Aim » Sort through the entries below and pull out lines containing the word "offset".
______
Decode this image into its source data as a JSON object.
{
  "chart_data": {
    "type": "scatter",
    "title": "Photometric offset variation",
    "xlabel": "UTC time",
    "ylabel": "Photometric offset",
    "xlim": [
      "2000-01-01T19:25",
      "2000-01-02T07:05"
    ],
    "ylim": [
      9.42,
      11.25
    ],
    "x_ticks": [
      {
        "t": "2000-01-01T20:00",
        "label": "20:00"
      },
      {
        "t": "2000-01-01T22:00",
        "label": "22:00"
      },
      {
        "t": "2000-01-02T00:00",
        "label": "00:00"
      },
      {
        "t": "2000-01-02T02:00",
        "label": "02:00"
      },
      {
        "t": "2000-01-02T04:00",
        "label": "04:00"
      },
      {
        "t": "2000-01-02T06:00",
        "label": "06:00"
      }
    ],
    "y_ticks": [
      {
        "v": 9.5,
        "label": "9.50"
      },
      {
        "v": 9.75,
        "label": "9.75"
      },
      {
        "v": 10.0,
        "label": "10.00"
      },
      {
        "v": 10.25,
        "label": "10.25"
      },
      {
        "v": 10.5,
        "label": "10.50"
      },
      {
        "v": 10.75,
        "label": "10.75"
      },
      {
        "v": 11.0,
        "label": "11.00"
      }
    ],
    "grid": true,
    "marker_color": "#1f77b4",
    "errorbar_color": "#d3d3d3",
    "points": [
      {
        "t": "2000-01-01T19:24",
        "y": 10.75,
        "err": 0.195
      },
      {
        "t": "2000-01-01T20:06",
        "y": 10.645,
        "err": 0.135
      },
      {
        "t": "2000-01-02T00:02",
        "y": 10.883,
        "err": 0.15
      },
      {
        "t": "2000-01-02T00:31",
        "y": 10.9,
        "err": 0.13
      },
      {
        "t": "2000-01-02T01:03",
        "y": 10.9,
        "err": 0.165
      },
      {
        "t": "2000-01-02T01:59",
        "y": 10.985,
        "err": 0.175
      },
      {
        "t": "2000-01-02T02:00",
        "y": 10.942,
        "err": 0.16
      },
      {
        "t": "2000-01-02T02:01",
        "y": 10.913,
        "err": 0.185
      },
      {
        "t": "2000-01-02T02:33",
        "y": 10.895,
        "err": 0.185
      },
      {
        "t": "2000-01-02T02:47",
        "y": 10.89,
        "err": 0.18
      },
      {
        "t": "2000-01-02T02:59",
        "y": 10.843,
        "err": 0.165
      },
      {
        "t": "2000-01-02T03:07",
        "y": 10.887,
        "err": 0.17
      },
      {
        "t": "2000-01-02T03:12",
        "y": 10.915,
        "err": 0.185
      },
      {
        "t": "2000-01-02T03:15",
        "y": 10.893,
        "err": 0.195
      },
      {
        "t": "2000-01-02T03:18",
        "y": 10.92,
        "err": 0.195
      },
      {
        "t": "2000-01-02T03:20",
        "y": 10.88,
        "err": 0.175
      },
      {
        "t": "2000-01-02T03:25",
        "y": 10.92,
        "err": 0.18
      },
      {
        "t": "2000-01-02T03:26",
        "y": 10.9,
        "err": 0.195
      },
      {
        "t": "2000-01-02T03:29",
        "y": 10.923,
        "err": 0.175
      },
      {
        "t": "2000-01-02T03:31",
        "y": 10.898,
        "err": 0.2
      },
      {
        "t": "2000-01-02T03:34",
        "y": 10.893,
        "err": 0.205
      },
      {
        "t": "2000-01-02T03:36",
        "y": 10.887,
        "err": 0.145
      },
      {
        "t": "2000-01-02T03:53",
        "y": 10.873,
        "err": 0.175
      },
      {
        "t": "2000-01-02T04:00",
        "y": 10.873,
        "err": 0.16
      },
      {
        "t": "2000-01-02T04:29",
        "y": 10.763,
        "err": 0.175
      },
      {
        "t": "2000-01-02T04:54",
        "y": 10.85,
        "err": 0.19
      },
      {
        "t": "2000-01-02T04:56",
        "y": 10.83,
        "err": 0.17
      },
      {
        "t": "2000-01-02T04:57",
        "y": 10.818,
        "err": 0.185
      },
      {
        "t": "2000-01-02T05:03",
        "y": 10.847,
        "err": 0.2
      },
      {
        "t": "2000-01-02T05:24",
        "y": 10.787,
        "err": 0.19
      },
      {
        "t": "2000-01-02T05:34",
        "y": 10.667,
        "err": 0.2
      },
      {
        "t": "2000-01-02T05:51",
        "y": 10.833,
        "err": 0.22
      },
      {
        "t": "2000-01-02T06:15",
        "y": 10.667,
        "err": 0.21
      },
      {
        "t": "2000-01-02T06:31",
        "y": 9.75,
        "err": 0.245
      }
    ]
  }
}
______
Result »
    "title": "Photometric offset variation",
    "ylabel": "Photometric offset",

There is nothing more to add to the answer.